=== MATERIALS PROVIDED ===

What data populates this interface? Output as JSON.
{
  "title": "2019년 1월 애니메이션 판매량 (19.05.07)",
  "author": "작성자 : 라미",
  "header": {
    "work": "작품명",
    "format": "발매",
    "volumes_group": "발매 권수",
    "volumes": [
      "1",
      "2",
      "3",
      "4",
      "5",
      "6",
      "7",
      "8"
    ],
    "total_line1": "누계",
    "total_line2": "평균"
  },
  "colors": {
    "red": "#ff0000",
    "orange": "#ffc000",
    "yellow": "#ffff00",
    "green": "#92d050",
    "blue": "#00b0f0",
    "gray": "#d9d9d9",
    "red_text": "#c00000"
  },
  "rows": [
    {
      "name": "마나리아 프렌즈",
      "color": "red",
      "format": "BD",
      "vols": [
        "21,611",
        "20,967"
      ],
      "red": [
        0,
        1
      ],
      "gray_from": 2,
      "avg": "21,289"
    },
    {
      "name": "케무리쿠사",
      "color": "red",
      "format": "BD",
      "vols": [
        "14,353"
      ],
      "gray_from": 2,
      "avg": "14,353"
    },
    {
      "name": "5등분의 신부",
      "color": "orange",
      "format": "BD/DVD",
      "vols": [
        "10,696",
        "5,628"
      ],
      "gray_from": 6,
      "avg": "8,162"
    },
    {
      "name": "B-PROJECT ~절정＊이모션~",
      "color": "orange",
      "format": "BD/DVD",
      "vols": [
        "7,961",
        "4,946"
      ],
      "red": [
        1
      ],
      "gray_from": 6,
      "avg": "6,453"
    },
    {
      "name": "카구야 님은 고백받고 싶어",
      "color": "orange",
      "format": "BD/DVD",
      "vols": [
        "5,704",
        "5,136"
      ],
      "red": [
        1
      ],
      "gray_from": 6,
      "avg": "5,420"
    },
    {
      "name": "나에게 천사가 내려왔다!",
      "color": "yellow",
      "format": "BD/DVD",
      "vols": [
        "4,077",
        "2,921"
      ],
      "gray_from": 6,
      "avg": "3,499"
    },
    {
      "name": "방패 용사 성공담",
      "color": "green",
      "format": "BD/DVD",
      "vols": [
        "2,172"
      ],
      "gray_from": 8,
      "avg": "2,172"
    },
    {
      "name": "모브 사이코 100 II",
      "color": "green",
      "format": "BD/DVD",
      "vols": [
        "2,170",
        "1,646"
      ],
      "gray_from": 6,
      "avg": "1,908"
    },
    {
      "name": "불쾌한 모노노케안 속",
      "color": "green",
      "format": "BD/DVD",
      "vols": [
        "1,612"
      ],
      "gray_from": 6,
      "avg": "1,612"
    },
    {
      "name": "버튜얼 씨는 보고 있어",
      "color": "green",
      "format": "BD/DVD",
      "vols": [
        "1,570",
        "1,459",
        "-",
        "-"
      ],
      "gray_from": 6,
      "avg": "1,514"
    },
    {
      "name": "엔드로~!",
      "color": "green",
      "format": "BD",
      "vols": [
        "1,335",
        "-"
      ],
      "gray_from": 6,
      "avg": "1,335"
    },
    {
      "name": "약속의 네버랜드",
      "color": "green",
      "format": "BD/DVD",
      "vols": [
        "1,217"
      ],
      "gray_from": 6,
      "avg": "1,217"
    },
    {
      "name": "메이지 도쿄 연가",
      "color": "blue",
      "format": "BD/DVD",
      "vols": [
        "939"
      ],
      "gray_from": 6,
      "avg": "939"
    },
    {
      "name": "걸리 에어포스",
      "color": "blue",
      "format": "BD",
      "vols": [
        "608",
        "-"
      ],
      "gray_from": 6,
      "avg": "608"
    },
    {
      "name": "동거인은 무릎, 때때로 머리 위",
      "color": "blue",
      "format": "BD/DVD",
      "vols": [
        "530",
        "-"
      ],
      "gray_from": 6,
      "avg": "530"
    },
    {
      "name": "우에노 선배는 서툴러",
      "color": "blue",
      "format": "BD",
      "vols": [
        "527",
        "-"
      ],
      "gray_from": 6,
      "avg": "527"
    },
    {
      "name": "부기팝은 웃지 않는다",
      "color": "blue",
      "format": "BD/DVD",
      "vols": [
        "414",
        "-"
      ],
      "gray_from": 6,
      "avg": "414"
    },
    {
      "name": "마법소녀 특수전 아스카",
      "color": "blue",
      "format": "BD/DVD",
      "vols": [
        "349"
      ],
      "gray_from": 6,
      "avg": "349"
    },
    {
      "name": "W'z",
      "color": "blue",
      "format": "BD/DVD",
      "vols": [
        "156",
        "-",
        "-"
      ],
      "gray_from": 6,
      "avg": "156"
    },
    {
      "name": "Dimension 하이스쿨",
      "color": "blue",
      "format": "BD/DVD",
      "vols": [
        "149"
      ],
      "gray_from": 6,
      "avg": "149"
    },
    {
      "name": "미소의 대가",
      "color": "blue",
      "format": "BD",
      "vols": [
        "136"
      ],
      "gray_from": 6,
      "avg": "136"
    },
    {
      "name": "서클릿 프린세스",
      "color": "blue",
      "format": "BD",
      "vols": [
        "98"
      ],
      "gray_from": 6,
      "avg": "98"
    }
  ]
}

===

## SET TASK
From the records above, extract every entry verbatim.

## EXERCISE SOLUTION
What data populates this interface? Output as JSON.
{
  "title": "2019년 1월 애니메이션 판매량 (19.05.07)",
  "author": "작성자 : 라미",
  "header": {
    "work": "작품명",
    "format": "발매",
    "volumes_group": "발매 권수",
    "volumes": [
      "1",
      "2",
      "3",
      "4",
      "5",
      "6",
      "7",
      "8"
    ],
    "total_line1": "누계",
    "total_line2": "평균"
  },
  "colors": {
    "red": "#ff0000",
    "orange": "#ffc000",
    "yellow": "#ffff00",
    "green": "#92d050",
    "blue": "#00b0f0",
    "gray": "#d9d9d9",
    "red_text": "#c00000"
  },
  "rows": [
    {
      "name": "마나리아 프렌즈",
      "color": "red",
      "format": "BD",
      "vols": [
        "21,611",
        "20,967"
      ],
      "red": [
        0,
        1
      ],
      "gray_from": 2,
      "avg": "21,289"
    },
    {
      "name": "케무리쿠사",
      "color": "red",
      "format": "BD",
      "vols": [
        "14,353"
      ],
      "gray_from": 2,
      "avg": "14,353"
    },
    {
      "name": "5등분의 신부",
      "color": "orange",
      "format": "BD/DVD",
      "vols": [
        "10,696",
        "5,628"
      ],
      "gray_from": 6,
      "avg": "8,162"
    },
    {
      "name": "B-PROJECT ~절정＊이모션~",
      "color": "orange",
      "format": "BD/DVD",
      "vols": [
        "7,961",
        "4,946"
      ],
      "red": [
        1
      ],
      "gray_from": 6,
      "avg": "6,453"
    },
    {
      "name": "카구야 님은 고백받고 싶어",
      "color": "orange",
      "format": "BD/DVD",
      "vols": [
        "5,704",
        "5,136"
      ],
      "red": [
        1
      ],
      "gray_from": 6,
      "avg": "5,420"
    },
    {
      "name": "나에게 천사가 내려왔다!",
      "color": "yellow",
      "format": "BD/DVD",
      "vols": [
        "4,077",
        "2,921"
      ],
      "gray_from": 6,
      "avg": "3,499"
    },
    {
      "name": "방패 용사 성공담",
      "color": "green",
      "format": "BD/DVD",
      "vols": [
        "2,172"
      ],
      "gray_from": 8,
      "avg": "2,172"
    },
    {
      "name": "모브 사이코 100 II",
      "color": "green",
      "format": "BD/DVD",
      "vols": [
        "2,170",
        "1,646"
      ],
      "gray_from": 6,
      "avg": "1,908"
    },
    {
      "name": "불쾌한 모노노케안 속",
      "color": "green",
      "format": "BD/DVD",
      "vols": [
        "1,612"
      ],
      "gray_from": 6,
      "avg": "1,612"
    },
    {
      "name": "버튜얼 씨는 보고 있어",
      "color": "green",
      "format": "BD/DVD",
      "vols": [
        "1,570",
        "1,459",
        "-",
        "-"
      ],
      "gray_from": 6,
      "avg": "1,514"
    },
    {
      "name": "엔드로~!",
      "color": "green",
      "format": "BD",
      "vols": [
        "1,335",
        "-"
      ],
      "gray_from": 6,
      "avg": "1,335"
    },
    {
      "name": "약속의 네버랜드",
      "color": "green",
      "format": "BD/DVD",
      "vols": [
        "1,217"
      ],
      "gray_from": 6,
      "avg": "1,217"
    },
    {
      "name": "메이지 도쿄 연가",
      "color": "blue",
      "format": "BD/DVD",
      "vols": [
        "939"
      ],
      "gray_from": 6,
      "avg": "939"
    },
    {
      "name": "걸리 에어포스",
      "color": "blue",
      "format": "BD",
      "vols": [
        "608",
        "-"
      ],
      "gray_from": 6,
      "avg": "608"
    },
    {
      "name": "동거인은 무릎, 때때로 머리 위",
      "color": "blue",
      "format": "BD/DVD",
      "vols": [
        "530",
        "-"
      ],
      "gray_from": 6,
      "avg": "530"
    },
    {
      "name": "우에노 선배는 서툴러",
      "color": "blue",
      "format": "BD",
      "vols": [
        "527",
        "-"
      ],
      "gray_from": 6,
      "avg": "527"
    },
    {
      "name": "부기팝은 웃지 않는다",
      "color": "blue",
      "format": "BD/DVD",
      "vols": [
        "414",
        "-"
      ],
      "gray_from": 6,
      "avg": "414"
    },
    {
      "name": "마법소녀 특수전 아스카",
      "color": "blue",
      "format": "BD/DVD",
      "vols": [
        "349"
      ],
      "gray_from": 6,
      "avg": "349"
    },
    {
      "name": "W'z",
      "color": "blue",
      "format": "BD/DVD",
      "vols": [
        "156",
        "-",
        "-"
      ],
      "gray_from": 6,
      "avg": "156"
    },
    {
      "name": "Dimension 하이스쿨",
      "color": "blue",
      "format": "BD/DVD",
      "vols": [
        "149"
      ],
      "gray_from": 6,
      "avg": "149"
    },
    {
      "name": "미소의 대가",
      "color": "blue",
      "format": "BD",
      "vols": [
        "136"
      ],
      "gray_from": 6,
      "avg": "136"
    },
    {
      "name": "서클릿 프린세스",
      "color": "blue",
      "format": "BD",
      "vols": [
        "98"
      ],
      "gray_from": 6,
      "avg": "98"
    }
  ]
}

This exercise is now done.